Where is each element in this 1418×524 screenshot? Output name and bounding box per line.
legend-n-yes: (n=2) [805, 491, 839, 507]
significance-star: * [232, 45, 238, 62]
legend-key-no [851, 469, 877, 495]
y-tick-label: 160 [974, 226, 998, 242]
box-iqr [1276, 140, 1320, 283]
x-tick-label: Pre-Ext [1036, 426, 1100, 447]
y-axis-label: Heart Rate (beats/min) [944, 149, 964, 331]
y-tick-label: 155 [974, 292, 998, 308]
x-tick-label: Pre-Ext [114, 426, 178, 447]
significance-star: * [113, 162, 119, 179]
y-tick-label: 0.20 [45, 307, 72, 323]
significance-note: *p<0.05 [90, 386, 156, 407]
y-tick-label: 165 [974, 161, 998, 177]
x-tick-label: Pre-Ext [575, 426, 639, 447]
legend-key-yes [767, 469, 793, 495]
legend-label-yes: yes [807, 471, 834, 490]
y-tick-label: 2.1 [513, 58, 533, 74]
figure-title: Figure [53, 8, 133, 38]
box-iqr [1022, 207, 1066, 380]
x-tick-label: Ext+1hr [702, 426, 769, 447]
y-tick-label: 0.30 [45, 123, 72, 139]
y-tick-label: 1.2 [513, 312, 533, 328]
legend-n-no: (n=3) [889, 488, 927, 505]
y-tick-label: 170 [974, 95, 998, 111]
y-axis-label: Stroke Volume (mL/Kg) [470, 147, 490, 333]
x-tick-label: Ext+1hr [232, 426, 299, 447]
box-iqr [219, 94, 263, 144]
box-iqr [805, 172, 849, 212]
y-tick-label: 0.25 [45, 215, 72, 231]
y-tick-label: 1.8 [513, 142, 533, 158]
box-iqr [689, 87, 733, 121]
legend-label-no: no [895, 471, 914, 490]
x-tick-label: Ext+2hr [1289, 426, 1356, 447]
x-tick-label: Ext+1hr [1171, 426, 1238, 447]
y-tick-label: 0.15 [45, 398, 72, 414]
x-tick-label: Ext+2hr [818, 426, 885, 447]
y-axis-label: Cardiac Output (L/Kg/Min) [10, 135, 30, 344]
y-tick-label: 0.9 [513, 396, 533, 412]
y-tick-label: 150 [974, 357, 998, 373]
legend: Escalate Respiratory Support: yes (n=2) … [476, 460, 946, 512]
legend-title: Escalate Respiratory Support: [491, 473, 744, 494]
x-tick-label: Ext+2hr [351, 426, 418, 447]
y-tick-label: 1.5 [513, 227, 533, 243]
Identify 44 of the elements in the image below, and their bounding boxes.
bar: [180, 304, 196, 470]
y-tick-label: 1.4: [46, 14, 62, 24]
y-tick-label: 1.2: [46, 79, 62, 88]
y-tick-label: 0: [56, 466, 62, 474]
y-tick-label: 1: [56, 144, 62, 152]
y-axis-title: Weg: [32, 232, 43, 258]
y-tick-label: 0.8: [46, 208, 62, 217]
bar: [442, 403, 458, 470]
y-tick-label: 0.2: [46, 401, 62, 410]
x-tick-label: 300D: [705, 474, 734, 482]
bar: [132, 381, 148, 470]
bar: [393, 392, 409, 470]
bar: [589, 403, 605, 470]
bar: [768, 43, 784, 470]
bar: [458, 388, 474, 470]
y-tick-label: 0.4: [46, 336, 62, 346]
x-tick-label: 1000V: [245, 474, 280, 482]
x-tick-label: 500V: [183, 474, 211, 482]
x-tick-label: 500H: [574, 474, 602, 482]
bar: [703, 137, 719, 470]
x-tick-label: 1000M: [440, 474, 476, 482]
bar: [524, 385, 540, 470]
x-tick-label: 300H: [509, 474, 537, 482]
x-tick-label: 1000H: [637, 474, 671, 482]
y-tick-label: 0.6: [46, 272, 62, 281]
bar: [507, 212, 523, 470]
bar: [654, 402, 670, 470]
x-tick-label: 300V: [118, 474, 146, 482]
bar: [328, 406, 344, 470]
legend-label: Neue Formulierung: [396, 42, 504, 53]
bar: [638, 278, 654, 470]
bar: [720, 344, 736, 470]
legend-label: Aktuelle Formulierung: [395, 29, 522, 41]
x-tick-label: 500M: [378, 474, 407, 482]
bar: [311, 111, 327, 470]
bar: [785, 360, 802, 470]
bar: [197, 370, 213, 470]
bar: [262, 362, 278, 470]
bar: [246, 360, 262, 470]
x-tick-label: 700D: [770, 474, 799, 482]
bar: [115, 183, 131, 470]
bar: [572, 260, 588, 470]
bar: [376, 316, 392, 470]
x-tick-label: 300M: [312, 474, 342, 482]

———

## What needs to be done:
Quote every line of the entries above word for word, without changing or leaving out anything.

## Solution for this problem:
Where is each element in this 1418×524 screenshot? Output name and bounding box per line.
legend-n-yes: (n=2) [805, 491, 839, 507]
significance-star: * [232, 45, 238, 62]
legend-key-no [851, 469, 877, 495]
y-tick-label: 160 [974, 226, 998, 242]
box-iqr [1276, 140, 1320, 283]
x-tick-label: Pre-Ext [1036, 426, 1100, 447]
y-axis-label: Heart Rate (beats/min) [944, 149, 964, 331]
y-tick-label: 155 [974, 292, 998, 308]
x-tick-label: Pre-Ext [114, 426, 178, 447]
significance-star: * [113, 162, 119, 179]
y-tick-label: 0.20 [45, 307, 72, 323]
significance-note: *p<0.05 [90, 386, 156, 407]
y-tick-label: 165 [974, 161, 998, 177]
x-tick-label: Pre-Ext [575, 426, 639, 447]
legend-key-yes [767, 469, 793, 495]
legend-label-yes: yes [807, 471, 834, 490]
y-tick-label: 2.1 [513, 58, 533, 74]
figure-title: Figure [53, 8, 133, 38]
box-iqr [1022, 207, 1066, 380]
x-tick-label: Ext+1hr [702, 426, 769, 447]
y-tick-label: 0.30 [45, 123, 72, 139]
y-tick-label: 1.2 [513, 312, 533, 328]
legend-n-no: (n=3) [889, 488, 927, 505]
y-tick-label: 170 [974, 95, 998, 111]
y-axis-label: Stroke Volume (mL/Kg) [470, 147, 490, 333]
x-tick-label: Ext+1hr [232, 426, 299, 447]
box-iqr [219, 94, 263, 144]
box-iqr [805, 172, 849, 212]
y-tick-label: 0.25 [45, 215, 72, 231]
y-tick-label: 1.8 [513, 142, 533, 158]
box-iqr [689, 87, 733, 121]
legend-label-no: no [895, 471, 914, 490]
x-tick-label: Ext+2hr [1289, 426, 1356, 447]
x-tick-label: Ext+1hr [1171, 426, 1238, 447]
y-tick-label: 0.15 [45, 398, 72, 414]
x-tick-label: Ext+2hr [818, 426, 885, 447]
y-axis-label: Cardiac Output (L/Kg/Min) [10, 135, 30, 344]
y-tick-label: 0.9 [513, 396, 533, 412]
y-tick-label: 150 [974, 357, 998, 373]
legend: Escalate Respiratory Support: yes (n=2) … [476, 460, 946, 512]
legend-title: Escalate Respiratory Support: [491, 473, 744, 494]
x-tick-label: Ext+2hr [351, 426, 418, 447]
y-tick-label: 1.5 [513, 227, 533, 243]
Identify 44 of the elements in the image below, and their bounding boxes.
bar: [180, 304, 196, 470]
y-tick-label: 1.4: [46, 14, 62, 24]
y-tick-label: 1.2: [46, 79, 62, 88]
y-tick-label: 0: [56, 466, 62, 474]
y-tick-label: 1: [56, 144, 62, 152]
y-axis-title: Weg: [32, 232, 43, 258]
y-tick-label: 0.8: [46, 208, 62, 217]
bar: [442, 403, 458, 470]
y-tick-label: 0.2: [46, 401, 62, 410]
x-tick-label: 300D: [705, 474, 734, 482]
bar: [132, 381, 148, 470]
bar: [393, 392, 409, 470]
bar: [589, 403, 605, 470]
bar: [768, 43, 784, 470]
bar: [458, 388, 474, 470]
y-tick-label: 0.4: [46, 336, 62, 346]
x-tick-label: 1000V: [245, 474, 280, 482]
x-tick-label: 500V: [183, 474, 211, 482]
x-tick-label: 500H: [574, 474, 602, 482]
bar: [703, 137, 719, 470]
x-tick-label: 1000M: [440, 474, 476, 482]
bar: [524, 385, 540, 470]
x-tick-label: 300H: [509, 474, 537, 482]
x-tick-label: 1000H: [637, 474, 671, 482]
y-tick-label: 0.6: [46, 272, 62, 281]
bar: [507, 212, 523, 470]
bar: [654, 402, 670, 470]
x-tick-label: 300V: [118, 474, 146, 482]
bar: [328, 406, 344, 470]
legend-label: Neue Formulierung: [396, 42, 504, 53]
bar: [638, 278, 654, 470]
bar: [720, 344, 736, 470]
legend-label: Aktuelle Formulierung: [395, 29, 522, 41]
x-tick-label: 500M: [378, 474, 407, 482]
bar: [311, 111, 327, 470]
bar: [785, 360, 802, 470]
bar: [197, 370, 213, 470]
bar: [262, 362, 278, 470]
bar: [246, 360, 262, 470]
x-tick-label: 700D: [770, 474, 799, 482]
bar: [115, 183, 131, 470]
bar: [572, 260, 588, 470]
bar: [376, 316, 392, 470]
x-tick-label: 300M: [312, 474, 342, 482]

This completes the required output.